## BEGIN DATA EXCERPTS

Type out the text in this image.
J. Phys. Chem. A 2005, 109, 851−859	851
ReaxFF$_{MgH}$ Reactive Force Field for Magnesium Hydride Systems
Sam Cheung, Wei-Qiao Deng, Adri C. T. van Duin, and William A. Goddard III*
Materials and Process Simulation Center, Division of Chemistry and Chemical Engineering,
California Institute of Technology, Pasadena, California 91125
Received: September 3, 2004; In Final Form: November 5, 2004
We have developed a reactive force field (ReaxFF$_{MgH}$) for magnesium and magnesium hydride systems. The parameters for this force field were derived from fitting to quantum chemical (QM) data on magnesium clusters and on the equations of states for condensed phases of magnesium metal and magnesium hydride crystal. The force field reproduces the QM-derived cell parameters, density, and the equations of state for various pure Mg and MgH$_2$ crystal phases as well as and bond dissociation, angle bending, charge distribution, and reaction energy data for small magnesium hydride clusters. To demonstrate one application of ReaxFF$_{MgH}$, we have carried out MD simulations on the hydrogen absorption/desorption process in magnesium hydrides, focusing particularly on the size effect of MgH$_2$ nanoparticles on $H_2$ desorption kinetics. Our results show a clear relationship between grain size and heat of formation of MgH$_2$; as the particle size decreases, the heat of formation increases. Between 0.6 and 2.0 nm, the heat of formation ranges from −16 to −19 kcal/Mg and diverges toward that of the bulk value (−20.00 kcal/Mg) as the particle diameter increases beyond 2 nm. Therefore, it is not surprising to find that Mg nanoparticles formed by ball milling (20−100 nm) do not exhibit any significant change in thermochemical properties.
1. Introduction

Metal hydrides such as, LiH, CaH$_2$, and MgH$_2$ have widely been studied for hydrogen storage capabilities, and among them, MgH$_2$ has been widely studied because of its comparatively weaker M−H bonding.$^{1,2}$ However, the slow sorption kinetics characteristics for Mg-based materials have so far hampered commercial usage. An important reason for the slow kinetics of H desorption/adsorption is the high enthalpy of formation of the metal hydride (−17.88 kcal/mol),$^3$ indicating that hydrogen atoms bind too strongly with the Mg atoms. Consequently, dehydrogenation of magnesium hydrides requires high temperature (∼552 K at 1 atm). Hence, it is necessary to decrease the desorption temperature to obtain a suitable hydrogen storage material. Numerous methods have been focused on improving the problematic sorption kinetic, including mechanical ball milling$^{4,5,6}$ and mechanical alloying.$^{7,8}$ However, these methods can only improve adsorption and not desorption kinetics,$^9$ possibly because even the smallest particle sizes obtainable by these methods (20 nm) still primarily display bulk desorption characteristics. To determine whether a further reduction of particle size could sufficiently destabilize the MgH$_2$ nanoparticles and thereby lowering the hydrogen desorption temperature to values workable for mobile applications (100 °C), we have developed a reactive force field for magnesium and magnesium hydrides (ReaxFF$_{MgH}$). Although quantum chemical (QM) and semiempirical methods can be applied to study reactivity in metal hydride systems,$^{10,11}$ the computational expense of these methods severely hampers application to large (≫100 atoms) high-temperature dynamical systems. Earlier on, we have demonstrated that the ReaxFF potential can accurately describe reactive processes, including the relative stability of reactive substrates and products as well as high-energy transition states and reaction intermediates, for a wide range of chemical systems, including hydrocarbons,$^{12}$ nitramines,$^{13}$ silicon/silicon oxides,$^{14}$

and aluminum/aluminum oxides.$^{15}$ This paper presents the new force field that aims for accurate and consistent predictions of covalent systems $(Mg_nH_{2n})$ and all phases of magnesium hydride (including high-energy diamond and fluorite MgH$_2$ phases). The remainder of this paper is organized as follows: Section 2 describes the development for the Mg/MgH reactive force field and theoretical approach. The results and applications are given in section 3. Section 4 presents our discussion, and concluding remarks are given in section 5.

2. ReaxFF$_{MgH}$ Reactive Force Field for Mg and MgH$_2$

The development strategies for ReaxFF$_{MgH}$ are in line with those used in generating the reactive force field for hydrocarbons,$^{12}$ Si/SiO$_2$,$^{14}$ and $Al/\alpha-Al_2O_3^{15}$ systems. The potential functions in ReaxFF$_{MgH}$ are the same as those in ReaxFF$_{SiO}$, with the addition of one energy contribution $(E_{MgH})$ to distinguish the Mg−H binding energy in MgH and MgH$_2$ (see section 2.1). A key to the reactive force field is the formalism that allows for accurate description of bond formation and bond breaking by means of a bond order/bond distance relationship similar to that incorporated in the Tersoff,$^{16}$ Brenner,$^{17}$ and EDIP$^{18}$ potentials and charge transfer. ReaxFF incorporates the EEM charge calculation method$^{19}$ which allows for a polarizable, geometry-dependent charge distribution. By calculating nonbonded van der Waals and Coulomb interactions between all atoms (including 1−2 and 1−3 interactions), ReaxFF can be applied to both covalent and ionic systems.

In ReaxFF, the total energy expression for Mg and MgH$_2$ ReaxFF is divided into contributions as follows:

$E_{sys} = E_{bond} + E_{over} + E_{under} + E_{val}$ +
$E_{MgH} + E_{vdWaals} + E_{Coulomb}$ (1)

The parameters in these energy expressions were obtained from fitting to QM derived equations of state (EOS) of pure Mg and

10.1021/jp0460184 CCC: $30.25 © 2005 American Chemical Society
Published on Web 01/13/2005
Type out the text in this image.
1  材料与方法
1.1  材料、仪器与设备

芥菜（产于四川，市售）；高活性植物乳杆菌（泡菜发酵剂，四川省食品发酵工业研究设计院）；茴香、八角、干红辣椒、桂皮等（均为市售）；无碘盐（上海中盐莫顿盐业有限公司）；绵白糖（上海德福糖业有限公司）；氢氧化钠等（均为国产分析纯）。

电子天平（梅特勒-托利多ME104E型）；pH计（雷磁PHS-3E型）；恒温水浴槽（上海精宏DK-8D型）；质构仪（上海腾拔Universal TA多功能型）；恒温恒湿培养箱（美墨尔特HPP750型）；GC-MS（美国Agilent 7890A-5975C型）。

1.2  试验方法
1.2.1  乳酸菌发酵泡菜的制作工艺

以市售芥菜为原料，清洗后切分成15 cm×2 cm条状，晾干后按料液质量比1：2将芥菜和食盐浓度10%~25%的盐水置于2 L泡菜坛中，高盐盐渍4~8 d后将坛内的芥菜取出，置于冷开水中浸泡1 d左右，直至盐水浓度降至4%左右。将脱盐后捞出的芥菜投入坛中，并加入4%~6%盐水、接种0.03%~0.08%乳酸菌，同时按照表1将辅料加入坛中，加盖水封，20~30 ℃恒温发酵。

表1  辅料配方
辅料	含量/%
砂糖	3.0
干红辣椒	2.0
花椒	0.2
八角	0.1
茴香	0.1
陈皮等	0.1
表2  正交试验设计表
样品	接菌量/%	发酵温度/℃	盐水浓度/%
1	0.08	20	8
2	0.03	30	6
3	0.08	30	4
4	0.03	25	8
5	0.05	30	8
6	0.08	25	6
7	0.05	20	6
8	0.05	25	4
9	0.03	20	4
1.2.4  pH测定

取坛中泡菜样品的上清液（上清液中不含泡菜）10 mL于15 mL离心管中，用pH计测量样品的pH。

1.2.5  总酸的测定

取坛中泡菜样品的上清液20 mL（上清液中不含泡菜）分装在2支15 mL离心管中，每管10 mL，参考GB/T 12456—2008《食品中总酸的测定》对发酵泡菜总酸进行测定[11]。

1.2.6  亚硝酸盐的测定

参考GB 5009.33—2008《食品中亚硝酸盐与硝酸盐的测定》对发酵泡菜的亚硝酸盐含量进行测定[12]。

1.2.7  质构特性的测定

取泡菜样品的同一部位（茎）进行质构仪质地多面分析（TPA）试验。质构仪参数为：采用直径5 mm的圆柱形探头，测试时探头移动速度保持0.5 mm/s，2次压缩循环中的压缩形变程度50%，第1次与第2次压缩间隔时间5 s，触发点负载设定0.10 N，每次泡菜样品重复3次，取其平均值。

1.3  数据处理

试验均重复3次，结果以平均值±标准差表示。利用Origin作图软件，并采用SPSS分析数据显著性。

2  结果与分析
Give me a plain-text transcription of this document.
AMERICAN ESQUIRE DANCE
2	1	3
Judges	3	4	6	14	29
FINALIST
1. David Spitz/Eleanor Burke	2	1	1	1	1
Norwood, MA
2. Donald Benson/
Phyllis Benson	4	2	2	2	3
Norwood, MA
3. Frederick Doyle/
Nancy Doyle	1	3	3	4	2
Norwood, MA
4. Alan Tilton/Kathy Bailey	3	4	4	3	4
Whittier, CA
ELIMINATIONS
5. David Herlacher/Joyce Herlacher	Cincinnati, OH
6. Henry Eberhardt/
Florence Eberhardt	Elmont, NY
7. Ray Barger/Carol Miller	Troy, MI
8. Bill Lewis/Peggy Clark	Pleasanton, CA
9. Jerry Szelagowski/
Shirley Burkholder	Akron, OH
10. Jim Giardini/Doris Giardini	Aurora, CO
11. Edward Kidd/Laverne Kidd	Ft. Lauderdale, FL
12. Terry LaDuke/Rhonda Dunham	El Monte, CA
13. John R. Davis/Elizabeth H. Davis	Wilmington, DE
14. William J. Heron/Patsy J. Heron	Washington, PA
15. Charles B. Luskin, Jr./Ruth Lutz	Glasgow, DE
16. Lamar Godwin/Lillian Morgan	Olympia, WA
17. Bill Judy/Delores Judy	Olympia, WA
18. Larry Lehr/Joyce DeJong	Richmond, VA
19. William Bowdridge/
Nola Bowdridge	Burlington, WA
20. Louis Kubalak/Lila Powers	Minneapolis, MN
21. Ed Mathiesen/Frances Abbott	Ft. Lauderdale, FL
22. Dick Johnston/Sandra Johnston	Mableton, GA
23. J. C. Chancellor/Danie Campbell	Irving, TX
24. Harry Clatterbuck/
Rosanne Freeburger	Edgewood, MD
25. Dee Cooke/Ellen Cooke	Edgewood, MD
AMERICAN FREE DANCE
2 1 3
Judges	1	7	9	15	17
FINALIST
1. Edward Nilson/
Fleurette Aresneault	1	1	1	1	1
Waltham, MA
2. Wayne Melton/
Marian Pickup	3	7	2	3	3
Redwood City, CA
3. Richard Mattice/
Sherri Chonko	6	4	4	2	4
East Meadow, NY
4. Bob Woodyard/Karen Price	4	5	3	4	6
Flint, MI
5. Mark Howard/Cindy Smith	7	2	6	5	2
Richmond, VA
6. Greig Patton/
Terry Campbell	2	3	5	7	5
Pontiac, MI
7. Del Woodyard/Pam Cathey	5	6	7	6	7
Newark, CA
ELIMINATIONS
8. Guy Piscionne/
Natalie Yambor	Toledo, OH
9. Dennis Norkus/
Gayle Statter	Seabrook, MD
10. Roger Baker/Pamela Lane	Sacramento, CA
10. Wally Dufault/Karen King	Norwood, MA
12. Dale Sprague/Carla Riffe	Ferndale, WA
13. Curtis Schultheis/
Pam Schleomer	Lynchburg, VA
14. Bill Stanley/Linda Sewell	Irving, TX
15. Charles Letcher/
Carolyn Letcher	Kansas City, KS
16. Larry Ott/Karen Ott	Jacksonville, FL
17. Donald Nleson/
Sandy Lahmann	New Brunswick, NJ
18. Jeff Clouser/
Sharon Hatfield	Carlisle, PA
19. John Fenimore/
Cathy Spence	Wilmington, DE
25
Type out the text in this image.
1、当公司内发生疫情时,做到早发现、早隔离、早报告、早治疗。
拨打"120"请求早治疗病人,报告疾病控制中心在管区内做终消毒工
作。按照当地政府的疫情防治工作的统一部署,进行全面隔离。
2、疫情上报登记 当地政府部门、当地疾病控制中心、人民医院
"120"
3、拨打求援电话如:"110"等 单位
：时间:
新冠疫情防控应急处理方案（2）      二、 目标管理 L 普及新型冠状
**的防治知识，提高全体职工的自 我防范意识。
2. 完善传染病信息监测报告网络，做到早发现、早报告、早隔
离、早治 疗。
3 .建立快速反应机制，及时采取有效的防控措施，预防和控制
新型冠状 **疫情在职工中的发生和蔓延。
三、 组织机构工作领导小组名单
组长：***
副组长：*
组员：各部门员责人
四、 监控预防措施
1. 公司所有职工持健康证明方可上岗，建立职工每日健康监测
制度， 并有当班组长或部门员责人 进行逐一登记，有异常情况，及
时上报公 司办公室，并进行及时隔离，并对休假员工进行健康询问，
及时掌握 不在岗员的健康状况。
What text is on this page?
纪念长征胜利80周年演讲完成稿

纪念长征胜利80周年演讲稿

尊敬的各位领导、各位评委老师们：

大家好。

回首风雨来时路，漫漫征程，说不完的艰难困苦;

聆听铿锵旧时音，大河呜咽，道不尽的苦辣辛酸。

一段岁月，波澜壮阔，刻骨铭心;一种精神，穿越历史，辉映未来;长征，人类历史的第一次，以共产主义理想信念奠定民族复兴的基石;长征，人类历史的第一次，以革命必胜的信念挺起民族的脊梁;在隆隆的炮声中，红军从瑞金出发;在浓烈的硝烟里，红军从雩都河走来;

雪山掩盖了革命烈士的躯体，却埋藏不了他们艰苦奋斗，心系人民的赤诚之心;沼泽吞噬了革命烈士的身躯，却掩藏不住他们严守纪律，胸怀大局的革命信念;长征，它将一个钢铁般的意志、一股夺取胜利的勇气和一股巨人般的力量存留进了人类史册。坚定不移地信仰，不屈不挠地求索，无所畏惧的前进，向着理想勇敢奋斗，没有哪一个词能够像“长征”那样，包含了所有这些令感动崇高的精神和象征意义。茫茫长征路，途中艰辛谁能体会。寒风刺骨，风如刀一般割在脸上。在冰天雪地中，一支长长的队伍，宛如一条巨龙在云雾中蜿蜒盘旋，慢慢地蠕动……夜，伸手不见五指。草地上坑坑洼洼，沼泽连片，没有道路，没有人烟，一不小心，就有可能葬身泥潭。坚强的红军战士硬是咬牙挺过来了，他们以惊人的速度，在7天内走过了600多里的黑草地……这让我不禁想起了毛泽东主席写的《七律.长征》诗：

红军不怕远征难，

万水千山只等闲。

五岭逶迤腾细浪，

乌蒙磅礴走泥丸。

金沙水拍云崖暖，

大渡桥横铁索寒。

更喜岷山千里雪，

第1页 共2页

## END DATA EXCERPTS

GOAL
Everything from the line with "What text is on this page?" to the end of the listing above needs to be duplicated exactly, both end lines included, with nothing more.

RESULT
What text is on this page?
纪念长征胜利80周年演讲完成稿

纪念长征胜利80周年演讲稿

尊敬的各位领导、各位评委老师们：

大家好。

回首风雨来时路，漫漫征程，说不完的艰难困苦;

聆听铿锵旧时音，大河呜咽，道不尽的苦辣辛酸。

一段岁月，波澜壮阔，刻骨铭心;一种精神，穿越历史，辉映未来;长征，人类历史的第一次，以共产主义理想信念奠定民族复兴的基石;长征，人类历史的第一次，以革命必胜的信念挺起民族的脊梁;在隆隆的炮声中，红军从瑞金出发;在浓烈的硝烟里，红军从雩都河走来;

雪山掩盖了革命烈士的躯体，却埋藏不了他们艰苦奋斗，心系人民的赤诚之心;沼泽吞噬了革命烈士的身躯，却掩藏不住他们严守纪律，胸怀大局的革命信念;长征，它将一个钢铁般的意志、一股夺取胜利的勇气和一股巨人般的力量存留进了人类史册。坚定不移地信仰，不屈不挠地求索，无所畏惧的前进，向着理想勇敢奋斗，没有哪一个词能够像“长征”那样，包含了所有这些令感动崇高的精神和象征意义。茫茫长征路，途中艰辛谁能体会。寒风刺骨，风如刀一般割在脸上。在冰天雪地中，一支长长的队伍，宛如一条巨龙在云雾中蜿蜒盘旋，慢慢地蠕动……夜，伸手不见五指。草地上坑坑洼洼，沼泽连片，没有道路，没有人烟，一不小心，就有可能葬身泥潭。坚强的红军战士硬是咬牙挺过来了，他们以惊人的速度，在7天内走过了600多里的黑草地……这让我不禁想起了毛泽东主席写的《七律.长征》诗：

红军不怕远征难，

万水千山只等闲。

五岭逶迤腾细浪，

乌蒙磅礴走泥丸。

金沙水拍云崖暖，

大渡桥横铁索寒。

更喜岷山千里雪，

第1页 共2页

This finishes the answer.